EXERCISE TASK:
Return a copy of every line in the records that includes the word "Reconocen".

** start of EXERCISE INPUT **

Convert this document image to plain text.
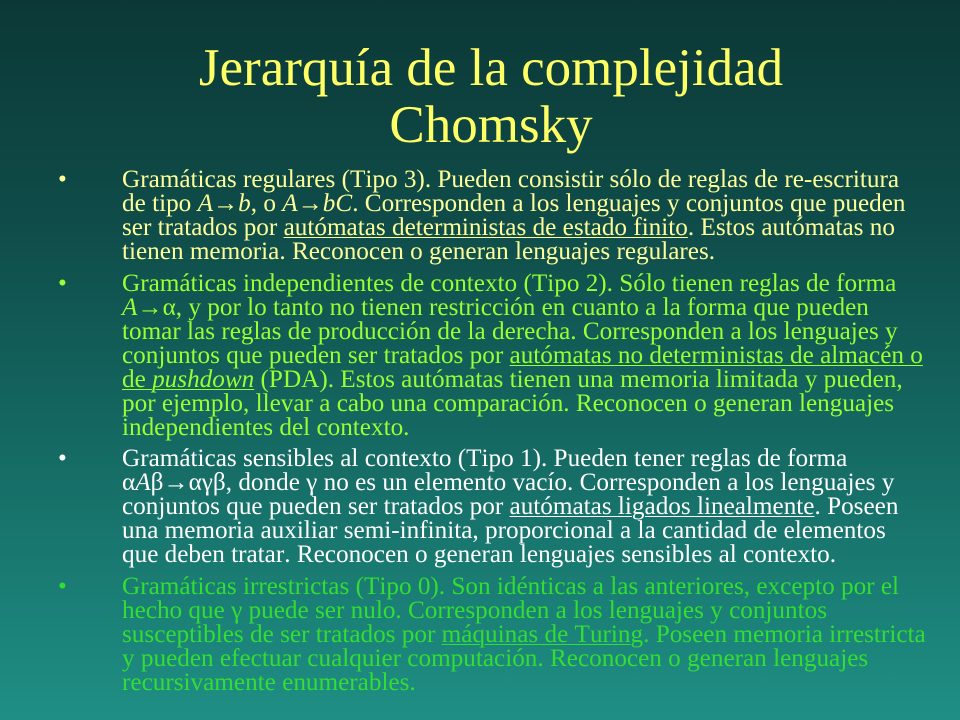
Jerarquía de la complejidad
Chomsky
• Gramáticas regulares (Tipo 3). Pueden consistir sólo de reglas de re-escritura
de tipo A→b, o A→bC. Corresponden a los lenguajes y conjuntos que pueden
ser tratados por autómatas deterministas de estado finito. Estos autómatas no
tienen memoria. Reconocen o generan lenguajes regulares.
• Gramáticas independientes de contexto (Tipo 2). Sólo tienen reglas de forma
A→α, y por lo tanto no tienen restricción en cuanto a la forma que pueden
tomar las reglas de producción de la derecha. Corresponden a los lenguajes y
conjuntos que pueden ser tratados por autómatas no deterministas de almacén o
de pushdown (PDA). Estos autómatas tienen una memoria limitada y pueden,
por ejemplo, llevar a cabo una comparación. Reconocen o generan lenguajes
independientes del contexto.
• Gramáticas sensibles al contexto (Tipo 1). Pueden tener reglas de forma
αAβ→αγβ, donde γ no es un elemento vacío. Corresponden a los lenguajes y
conjuntos que pueden ser tratados por autómatas ligados linealmente. Poseen
una memoria auxiliar semi-infinita, proporcional a la cantidad de elementos
que deben tratar. Reconocen o generan lenguajes sensibles al contexto.
• Gramáticas irrestrictas (Tipo 0). Son idénticas a las anteriores, excepto por el
hecho que γ puede ser nulo. Corresponden a los lenguajes y conjuntos
susceptibles de ser tratados por máquinas de Turing. Poseen memoria irrestricta
y pueden efectuar cualquier computación. Reconocen o generan lenguajes
recursivamente enumerables.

** end of EXERCISE INPUT **

ANSWER:
tienen memoria. Reconocen o generan lenguajes regulares.
por ejemplo, llevar a cabo una comparación. Reconocen o generan lenguajes
que deben tratar. Reconocen o generan lenguajes sensibles al contexto.
y pueden efectuar cualquier computación. Reconocen o generan lenguajes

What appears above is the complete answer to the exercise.